<<<<

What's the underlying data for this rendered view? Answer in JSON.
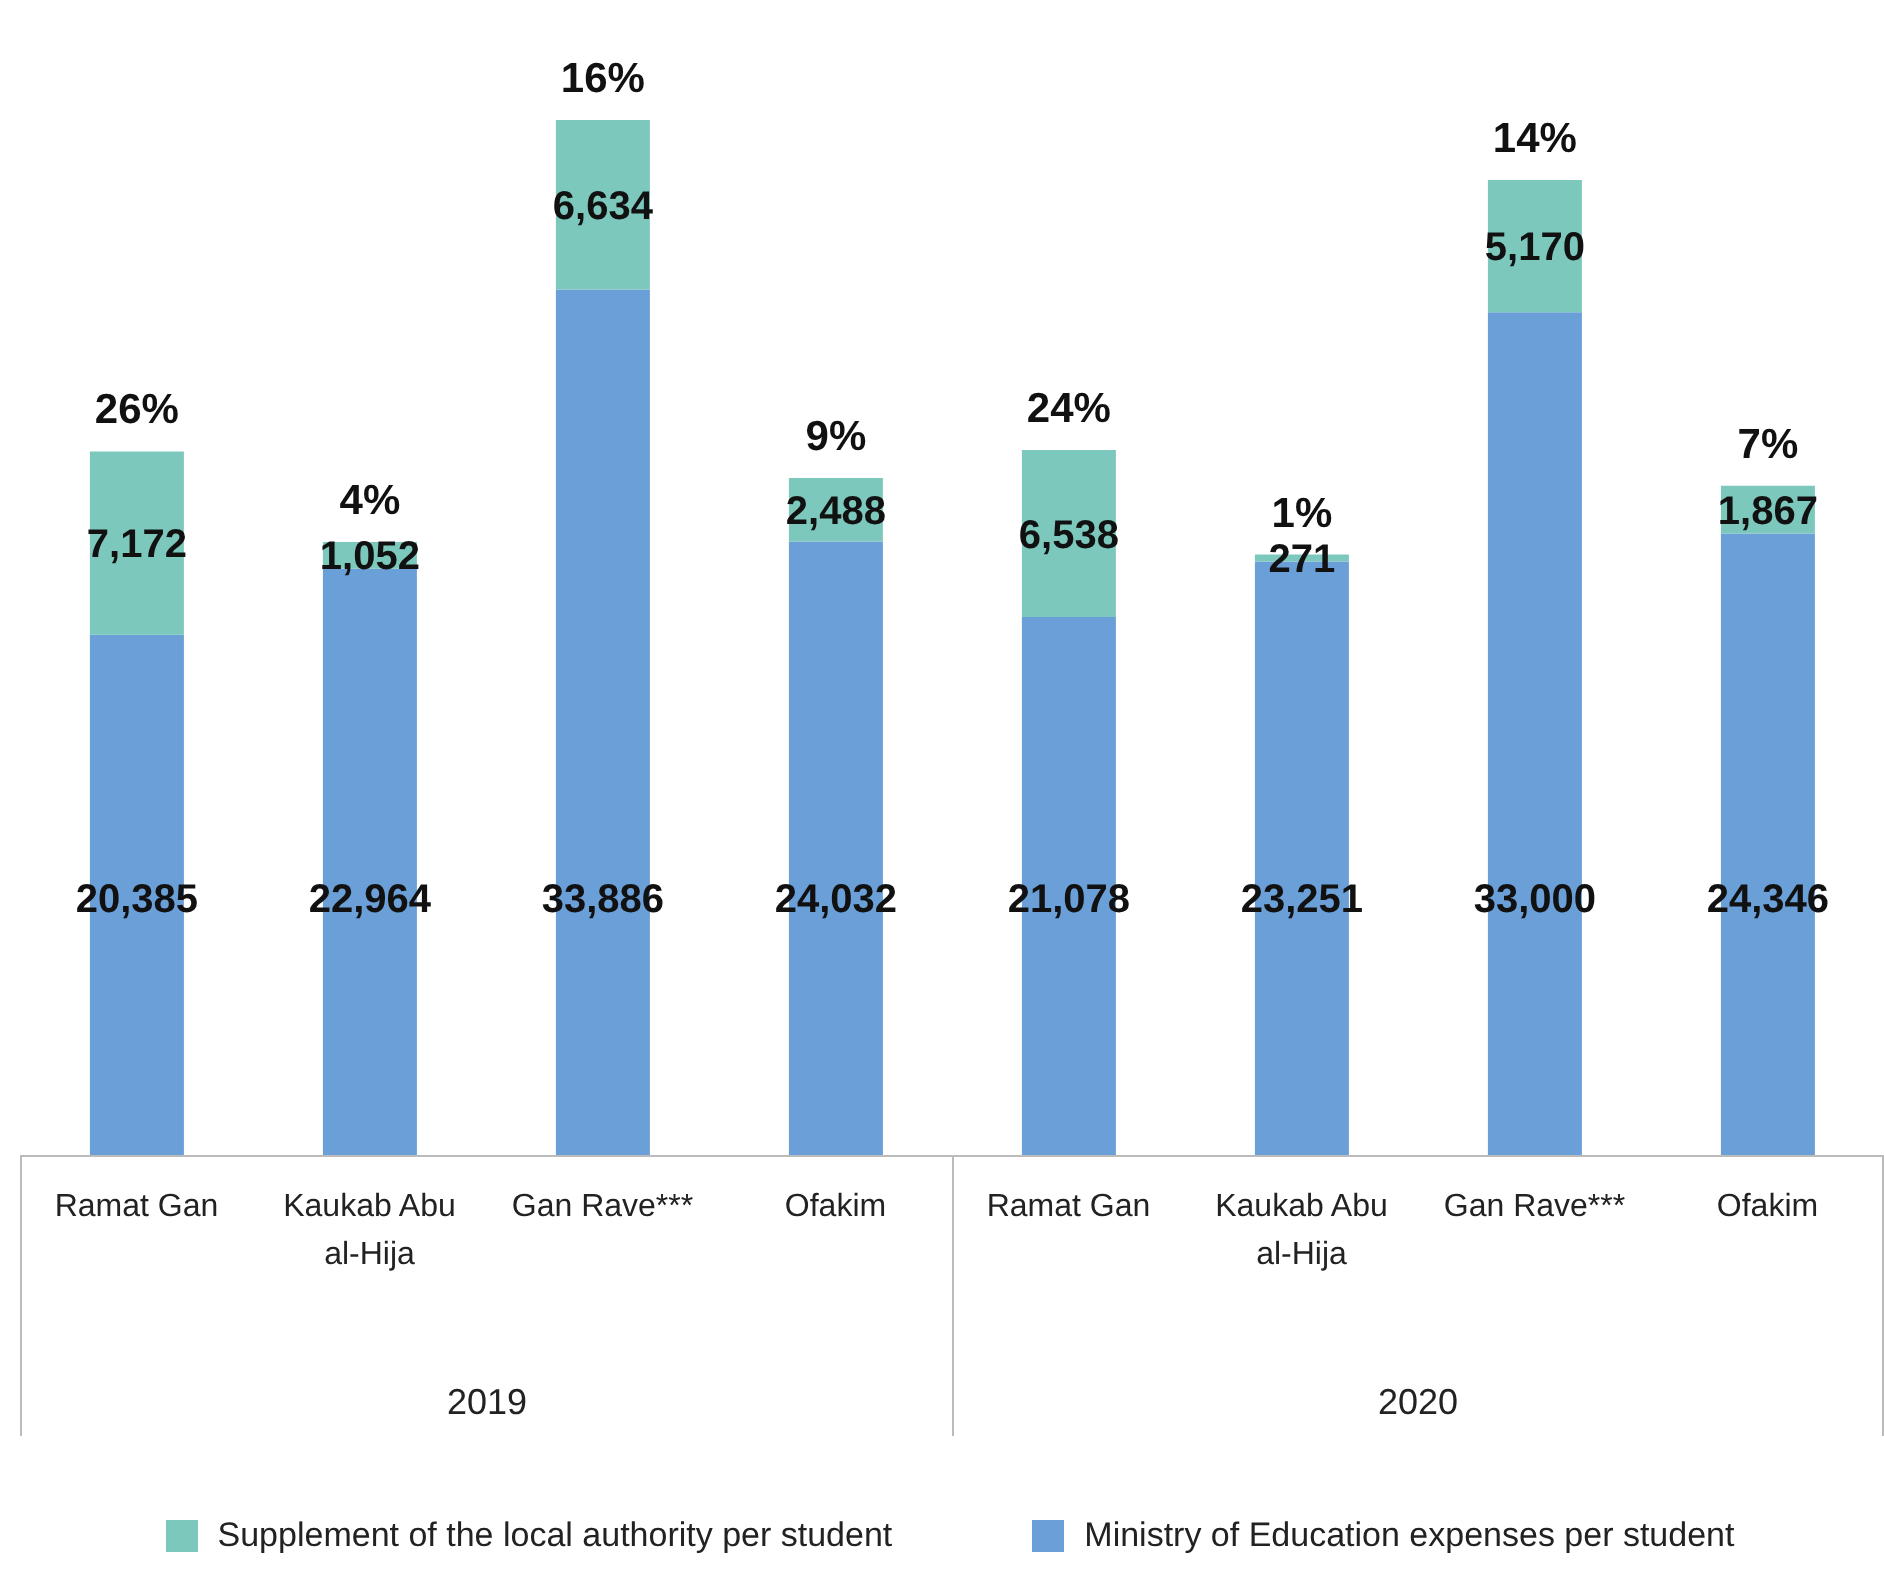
{
  "chart_data": {
    "type": "bar",
    "stacked": true,
    "legend": "bottom",
    "categories": [
      "Ramat Gan",
      "Kaukab Abu al-Hija",
      "Gan Rave***",
      "Ofakim",
      "Ramat Gan",
      "Kaukab Abu al-Hija",
      "Gan Rave***",
      "Ofakim"
    ],
    "series": [
      {
        "name": "Ministry of Education expenses per student",
        "color": "#6a9fd8",
        "values": [
          20385,
          22964,
          33886,
          24032,
          21078,
          23251,
          33000,
          24346
        ],
        "value_labels": [
          "20,385",
          "22,964",
          "33,886",
          "24,032",
          "21,078",
          "23,251",
          "33,000",
          "24,346"
        ]
      },
      {
        "name": "Supplement of the local authority per student",
        "color": "#7dc8bd",
        "values": [
          7172,
          1052,
          6634,
          2488,
          6538,
          271,
          5170,
          1867
        ],
        "value_labels": [
          "7,172",
          "1,052",
          "6,634",
          "2,488",
          "6,538",
          "271",
          "5,170",
          "1,867"
        ]
      }
    ],
    "annotations": [
      "2019",
      "2020",
      "26%",
      "4%",
      "16%",
      "9%",
      "24%",
      "1%",
      "14%",
      "7%"
    ]
  }
}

>>>>

• _Challenge_: Repeat the records above exactly, leaving out any pictures they contain.

• _Response_:
What's the underlying data for this rendered view? Answer in JSON.
{
  "chart_data": {
    "type": "bar",
    "stacked": true,
    "legend": "bottom",
    "categories": [
      "Ramat Gan",
      "Kaukab Abu al-Hija",
      "Gan Rave***",
      "Ofakim",
      "Ramat Gan",
      "Kaukab Abu al-Hija",
      "Gan Rave***",
      "Ofakim"
    ],
    "series": [
      {
        "name": "Ministry of Education expenses per student",
        "color": "#6a9fd8",
        "values": [
          20385,
          22964,
          33886,
          24032,
          21078,
          23251,
          33000,
          24346
        ],
        "value_labels": [
          "20,385",
          "22,964",
          "33,886",
          "24,032",
          "21,078",
          "23,251",
          "33,000",
          "24,346"
        ]
      },
      {
        "name": "Supplement of the local authority per student",
        "color": "#7dc8bd",
        "values": [
          7172,
          1052,
          6634,
          2488,
          6538,
          271,
          5170,
          1867
        ],
        "value_labels": [
          "7,172",
          "1,052",
          "6,634",
          "2,488",
          "6,538",
          "271",
          "5,170",
          "1,867"
        ]
      }
    ],
    "annotations": [
      "2019",
      "2020",
      "26%",
      "4%",
      "16%",
      "9%",
      "24%",
      "1%",
      "14%",
      "7%"
    ]
  }
}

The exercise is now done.